▶ Exercise requirements:
Read the entries below and pull out each line with the string "Концевые".

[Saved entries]
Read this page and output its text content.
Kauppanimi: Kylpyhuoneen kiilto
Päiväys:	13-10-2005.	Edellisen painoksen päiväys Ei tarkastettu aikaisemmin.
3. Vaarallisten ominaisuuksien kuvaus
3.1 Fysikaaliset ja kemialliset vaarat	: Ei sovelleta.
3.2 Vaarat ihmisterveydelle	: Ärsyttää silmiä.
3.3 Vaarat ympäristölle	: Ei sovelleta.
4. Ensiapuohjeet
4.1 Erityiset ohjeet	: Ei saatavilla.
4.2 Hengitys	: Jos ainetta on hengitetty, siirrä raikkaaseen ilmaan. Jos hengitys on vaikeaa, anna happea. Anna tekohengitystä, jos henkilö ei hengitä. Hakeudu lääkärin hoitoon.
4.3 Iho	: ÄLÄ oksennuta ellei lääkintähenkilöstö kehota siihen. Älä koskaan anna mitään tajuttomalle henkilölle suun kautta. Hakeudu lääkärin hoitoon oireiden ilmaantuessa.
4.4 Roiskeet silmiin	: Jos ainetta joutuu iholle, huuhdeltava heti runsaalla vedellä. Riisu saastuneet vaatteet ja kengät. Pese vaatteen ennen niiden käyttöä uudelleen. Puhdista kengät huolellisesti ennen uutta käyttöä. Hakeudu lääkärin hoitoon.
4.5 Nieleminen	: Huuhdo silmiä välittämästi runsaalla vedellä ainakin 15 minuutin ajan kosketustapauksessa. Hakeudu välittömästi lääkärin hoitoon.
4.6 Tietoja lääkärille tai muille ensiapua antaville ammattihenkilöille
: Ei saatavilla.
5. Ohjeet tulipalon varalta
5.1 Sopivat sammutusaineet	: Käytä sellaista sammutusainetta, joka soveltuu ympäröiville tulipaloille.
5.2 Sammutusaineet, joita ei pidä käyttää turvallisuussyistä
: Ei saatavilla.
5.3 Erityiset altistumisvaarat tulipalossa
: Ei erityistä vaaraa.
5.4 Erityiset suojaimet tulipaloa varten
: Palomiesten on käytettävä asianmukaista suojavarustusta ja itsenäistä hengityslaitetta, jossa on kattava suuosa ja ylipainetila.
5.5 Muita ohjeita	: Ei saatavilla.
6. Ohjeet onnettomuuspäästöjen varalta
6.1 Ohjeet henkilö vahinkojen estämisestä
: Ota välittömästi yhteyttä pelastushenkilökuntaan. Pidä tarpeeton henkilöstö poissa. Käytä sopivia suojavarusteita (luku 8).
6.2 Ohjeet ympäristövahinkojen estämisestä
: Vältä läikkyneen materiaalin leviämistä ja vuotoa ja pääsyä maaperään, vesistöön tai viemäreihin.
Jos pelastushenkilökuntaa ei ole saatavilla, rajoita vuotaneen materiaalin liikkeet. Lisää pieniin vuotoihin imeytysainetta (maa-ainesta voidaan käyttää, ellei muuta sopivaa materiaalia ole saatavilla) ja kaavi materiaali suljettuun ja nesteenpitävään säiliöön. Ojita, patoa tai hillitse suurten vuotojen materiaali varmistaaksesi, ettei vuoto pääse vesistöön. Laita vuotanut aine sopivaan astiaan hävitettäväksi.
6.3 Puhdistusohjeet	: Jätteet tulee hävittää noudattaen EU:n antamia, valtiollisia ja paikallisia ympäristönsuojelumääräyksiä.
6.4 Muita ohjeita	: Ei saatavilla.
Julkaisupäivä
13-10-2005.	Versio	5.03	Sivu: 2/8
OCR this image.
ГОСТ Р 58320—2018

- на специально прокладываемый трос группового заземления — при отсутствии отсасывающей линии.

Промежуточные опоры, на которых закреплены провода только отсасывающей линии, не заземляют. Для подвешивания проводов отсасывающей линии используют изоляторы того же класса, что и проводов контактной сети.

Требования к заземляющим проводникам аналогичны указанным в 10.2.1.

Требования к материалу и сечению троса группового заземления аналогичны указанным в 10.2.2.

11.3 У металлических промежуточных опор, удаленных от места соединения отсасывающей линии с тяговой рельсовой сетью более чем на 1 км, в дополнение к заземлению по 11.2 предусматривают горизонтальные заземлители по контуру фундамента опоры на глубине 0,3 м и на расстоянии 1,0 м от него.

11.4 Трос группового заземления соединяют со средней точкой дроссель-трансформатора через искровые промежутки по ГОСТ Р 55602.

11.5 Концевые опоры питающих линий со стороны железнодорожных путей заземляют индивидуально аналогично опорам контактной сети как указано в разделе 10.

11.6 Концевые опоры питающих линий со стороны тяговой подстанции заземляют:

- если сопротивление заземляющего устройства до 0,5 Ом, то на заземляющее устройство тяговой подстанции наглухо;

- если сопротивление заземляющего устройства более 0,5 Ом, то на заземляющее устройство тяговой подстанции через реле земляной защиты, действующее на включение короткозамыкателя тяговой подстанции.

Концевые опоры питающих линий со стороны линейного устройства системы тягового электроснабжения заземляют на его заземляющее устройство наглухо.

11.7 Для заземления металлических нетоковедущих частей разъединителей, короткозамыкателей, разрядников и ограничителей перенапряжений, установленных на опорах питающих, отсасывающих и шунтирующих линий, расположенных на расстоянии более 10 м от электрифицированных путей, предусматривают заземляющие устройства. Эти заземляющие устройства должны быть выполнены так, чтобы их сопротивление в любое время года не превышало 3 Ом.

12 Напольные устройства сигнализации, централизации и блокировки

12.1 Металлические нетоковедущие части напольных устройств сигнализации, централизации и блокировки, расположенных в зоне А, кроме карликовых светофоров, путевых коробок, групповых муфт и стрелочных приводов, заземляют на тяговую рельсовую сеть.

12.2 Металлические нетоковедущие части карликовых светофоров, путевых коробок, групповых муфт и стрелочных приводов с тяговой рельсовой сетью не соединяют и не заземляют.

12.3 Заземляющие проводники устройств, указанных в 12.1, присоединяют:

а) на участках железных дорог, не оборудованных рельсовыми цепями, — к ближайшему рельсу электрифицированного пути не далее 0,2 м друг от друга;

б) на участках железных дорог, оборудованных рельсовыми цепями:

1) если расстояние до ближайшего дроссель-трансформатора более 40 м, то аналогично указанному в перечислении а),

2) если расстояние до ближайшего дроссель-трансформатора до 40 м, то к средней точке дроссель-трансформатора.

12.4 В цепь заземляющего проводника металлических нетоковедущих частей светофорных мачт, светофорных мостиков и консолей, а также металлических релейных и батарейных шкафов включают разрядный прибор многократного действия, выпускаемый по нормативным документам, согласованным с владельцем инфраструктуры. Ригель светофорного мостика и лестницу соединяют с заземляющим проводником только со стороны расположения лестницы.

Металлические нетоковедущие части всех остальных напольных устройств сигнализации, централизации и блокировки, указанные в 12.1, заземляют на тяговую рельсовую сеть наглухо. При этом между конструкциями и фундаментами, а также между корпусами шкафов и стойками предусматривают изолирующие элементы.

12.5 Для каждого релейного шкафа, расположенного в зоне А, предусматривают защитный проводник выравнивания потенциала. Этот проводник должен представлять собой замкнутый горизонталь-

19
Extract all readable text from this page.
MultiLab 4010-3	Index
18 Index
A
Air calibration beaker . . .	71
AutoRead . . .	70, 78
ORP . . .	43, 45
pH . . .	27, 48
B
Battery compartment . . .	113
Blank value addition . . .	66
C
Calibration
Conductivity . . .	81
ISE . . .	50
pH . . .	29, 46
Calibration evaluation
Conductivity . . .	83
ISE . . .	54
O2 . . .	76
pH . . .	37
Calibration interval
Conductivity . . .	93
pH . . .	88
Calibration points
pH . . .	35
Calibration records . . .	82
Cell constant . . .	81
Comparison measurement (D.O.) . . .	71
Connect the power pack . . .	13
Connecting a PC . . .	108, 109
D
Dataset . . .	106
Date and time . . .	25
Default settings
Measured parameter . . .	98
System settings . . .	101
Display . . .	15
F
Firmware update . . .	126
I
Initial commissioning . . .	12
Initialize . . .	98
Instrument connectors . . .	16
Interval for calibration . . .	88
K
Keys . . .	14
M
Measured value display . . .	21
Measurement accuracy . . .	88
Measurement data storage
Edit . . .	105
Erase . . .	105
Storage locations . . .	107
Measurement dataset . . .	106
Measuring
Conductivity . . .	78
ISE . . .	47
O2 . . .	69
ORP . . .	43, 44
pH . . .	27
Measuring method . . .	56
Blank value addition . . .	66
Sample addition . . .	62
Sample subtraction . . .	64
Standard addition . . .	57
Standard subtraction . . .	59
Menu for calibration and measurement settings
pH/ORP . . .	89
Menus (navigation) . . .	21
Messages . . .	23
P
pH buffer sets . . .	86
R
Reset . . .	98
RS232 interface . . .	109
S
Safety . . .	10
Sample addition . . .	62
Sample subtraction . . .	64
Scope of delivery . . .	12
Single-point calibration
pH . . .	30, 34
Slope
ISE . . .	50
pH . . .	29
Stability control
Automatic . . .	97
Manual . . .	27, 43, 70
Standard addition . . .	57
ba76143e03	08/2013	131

▶ Task response:
11.5 Концевые опоры питающих линий со стороны железнодорожных путей заземляют индивидуально аналогично опорам контактной сети как указано в разделе 10.
11.6 Концевые опоры питающих линий со стороны тяговой подстанции заземляют:
Концевые опоры питающих линий со стороны линейного устройства системы тягового электроснабжения заземляют на его заземляющее устройство наглухо.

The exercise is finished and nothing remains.